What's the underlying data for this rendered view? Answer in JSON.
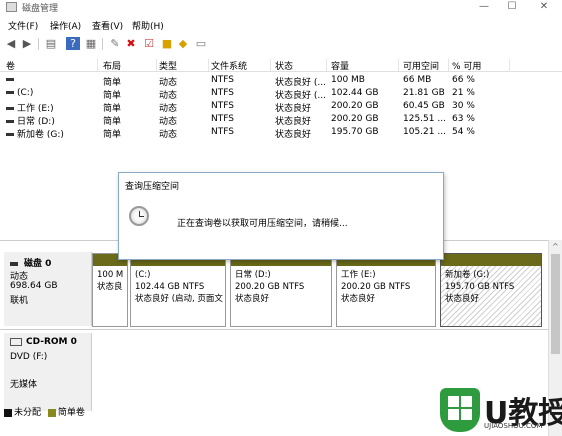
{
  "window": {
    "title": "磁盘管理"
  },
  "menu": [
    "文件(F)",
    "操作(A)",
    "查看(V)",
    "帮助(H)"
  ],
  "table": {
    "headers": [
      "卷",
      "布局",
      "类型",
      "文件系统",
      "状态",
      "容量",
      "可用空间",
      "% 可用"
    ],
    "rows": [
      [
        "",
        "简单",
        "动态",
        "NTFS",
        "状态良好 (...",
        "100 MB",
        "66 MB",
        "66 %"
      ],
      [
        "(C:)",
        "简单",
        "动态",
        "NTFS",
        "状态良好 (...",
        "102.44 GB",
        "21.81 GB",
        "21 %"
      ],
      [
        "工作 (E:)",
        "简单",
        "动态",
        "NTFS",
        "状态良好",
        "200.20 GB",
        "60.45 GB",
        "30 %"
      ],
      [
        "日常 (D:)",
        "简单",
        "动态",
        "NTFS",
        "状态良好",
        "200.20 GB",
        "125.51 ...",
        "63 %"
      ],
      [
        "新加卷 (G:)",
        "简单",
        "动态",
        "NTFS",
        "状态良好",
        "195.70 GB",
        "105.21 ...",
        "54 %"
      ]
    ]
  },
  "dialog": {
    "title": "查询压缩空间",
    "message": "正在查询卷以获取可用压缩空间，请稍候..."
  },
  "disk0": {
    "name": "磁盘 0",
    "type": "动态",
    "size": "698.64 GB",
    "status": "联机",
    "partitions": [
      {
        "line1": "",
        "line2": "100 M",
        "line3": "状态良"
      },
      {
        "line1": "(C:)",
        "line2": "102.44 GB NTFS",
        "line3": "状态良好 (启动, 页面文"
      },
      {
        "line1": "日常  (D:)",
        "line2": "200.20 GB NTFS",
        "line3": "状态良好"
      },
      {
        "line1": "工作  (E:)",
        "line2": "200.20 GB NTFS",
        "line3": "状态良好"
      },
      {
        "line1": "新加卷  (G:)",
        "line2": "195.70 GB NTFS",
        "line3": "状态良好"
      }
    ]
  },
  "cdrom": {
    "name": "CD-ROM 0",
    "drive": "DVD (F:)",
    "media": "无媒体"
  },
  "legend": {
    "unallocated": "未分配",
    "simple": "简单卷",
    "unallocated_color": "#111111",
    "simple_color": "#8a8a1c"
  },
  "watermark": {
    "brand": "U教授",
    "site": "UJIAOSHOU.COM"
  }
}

> _INSTRUCTIONS TO FOLLOW_: All of the records above must be copied exactly, except for the pictures.

> _FULL SOLUTION_:
What's the underlying data for this rendered view? Answer in JSON.
{
  "window": {
    "title": "磁盘管理"
  },
  "menu": [
    "文件(F)",
    "操作(A)",
    "查看(V)",
    "帮助(H)"
  ],
  "table": {
    "headers": [
      "卷",
      "布局",
      "类型",
      "文件系统",
      "状态",
      "容量",
      "可用空间",
      "% 可用"
    ],
    "rows": [
      [
        "",
        "简单",
        "动态",
        "NTFS",
        "状态良好 (...",
        "100 MB",
        "66 MB",
        "66 %"
      ],
      [
        "(C:)",
        "简单",
        "动态",
        "NTFS",
        "状态良好 (...",
        "102.44 GB",
        "21.81 GB",
        "21 %"
      ],
      [
        "工作 (E:)",
        "简单",
        "动态",
        "NTFS",
        "状态良好",
        "200.20 GB",
        "60.45 GB",
        "30 %"
      ],
      [
        "日常 (D:)",
        "简单",
        "动态",
        "NTFS",
        "状态良好",
        "200.20 GB",
        "125.51 ...",
        "63 %"
      ],
      [
        "新加卷 (G:)",
        "简单",
        "动态",
        "NTFS",
        "状态良好",
        "195.70 GB",
        "105.21 ...",
        "54 %"
      ]
    ]
  },
  "dialog": {
    "title": "查询压缩空间",
    "message": "正在查询卷以获取可用压缩空间，请稍候..."
  },
  "disk0": {
    "name": "磁盘 0",
    "type": "动态",
    "size": "698.64 GB",
    "status": "联机",
    "partitions": [
      {
        "line1": "",
        "line2": "100 M",
        "line3": "状态良"
      },
      {
        "line1": "(C:)",
        "line2": "102.44 GB NTFS",
        "line3": "状态良好 (启动, 页面文"
      },
      {
        "line1": "日常  (D:)",
        "line2": "200.20 GB NTFS",
        "line3": "状态良好"
      },
      {
        "line1": "工作  (E:)",
        "line2": "200.20 GB NTFS",
        "line3": "状态良好"
      },
      {
        "line1": "新加卷  (G:)",
        "line2": "195.70 GB NTFS",
        "line3": "状态良好"
      }
    ]
  },
  "cdrom": {
    "name": "CD-ROM 0",
    "drive": "DVD (F:)",
    "media": "无媒体"
  },
  "legend": {
    "unallocated": "未分配",
    "simple": "简单卷",
    "unallocated_color": "#111111",
    "simple_color": "#8a8a1c"
  },
  "watermark": {
    "brand": "U教授",
    "site": "UJIAOSHOU.COM"
  }
}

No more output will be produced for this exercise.